**Work required**
Go over the entries below line by line, copying each one that contains the word "avec".

═══ Data provided ═══

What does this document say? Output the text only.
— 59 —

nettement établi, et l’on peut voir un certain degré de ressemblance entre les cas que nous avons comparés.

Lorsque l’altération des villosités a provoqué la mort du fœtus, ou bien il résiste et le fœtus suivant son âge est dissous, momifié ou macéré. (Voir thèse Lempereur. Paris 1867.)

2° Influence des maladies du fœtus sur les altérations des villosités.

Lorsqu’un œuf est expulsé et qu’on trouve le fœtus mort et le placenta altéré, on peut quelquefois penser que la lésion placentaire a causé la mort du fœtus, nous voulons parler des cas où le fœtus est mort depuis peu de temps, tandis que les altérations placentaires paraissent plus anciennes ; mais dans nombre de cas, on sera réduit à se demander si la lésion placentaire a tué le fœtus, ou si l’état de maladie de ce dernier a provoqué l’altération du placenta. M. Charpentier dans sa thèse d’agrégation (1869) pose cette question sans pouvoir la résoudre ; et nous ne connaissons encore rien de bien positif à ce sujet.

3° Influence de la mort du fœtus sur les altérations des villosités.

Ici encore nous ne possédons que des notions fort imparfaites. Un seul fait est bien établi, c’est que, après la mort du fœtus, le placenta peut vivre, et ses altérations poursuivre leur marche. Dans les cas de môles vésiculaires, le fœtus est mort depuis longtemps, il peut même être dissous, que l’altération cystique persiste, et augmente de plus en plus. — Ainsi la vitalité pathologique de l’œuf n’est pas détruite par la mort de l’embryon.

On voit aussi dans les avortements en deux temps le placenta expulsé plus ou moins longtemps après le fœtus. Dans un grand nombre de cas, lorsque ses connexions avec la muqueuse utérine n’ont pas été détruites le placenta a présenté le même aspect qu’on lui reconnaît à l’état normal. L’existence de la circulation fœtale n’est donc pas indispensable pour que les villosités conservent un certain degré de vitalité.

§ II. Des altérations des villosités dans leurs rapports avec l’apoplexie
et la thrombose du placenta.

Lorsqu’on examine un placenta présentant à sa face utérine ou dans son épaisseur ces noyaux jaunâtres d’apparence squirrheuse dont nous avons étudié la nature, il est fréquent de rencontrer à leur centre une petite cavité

═══

**Written solution**
On voit aussi dans les avortements en deux temps le placenta expulsé plus ou moins longtemps après le fœtus. Dans un grand nombre de cas, lorsque ses connexions avec la muqueuse utérine n’ont pas été détruites le placenta a présenté le même aspect qu’on lui reconnaît à l’état normal. L’existence de la circulation fœtale n’est donc pas indispensable pour que les villosités conservent un certain degré de vitalité.
§ II. Des altérations des villosités dans leurs rapports avec l’apoplexie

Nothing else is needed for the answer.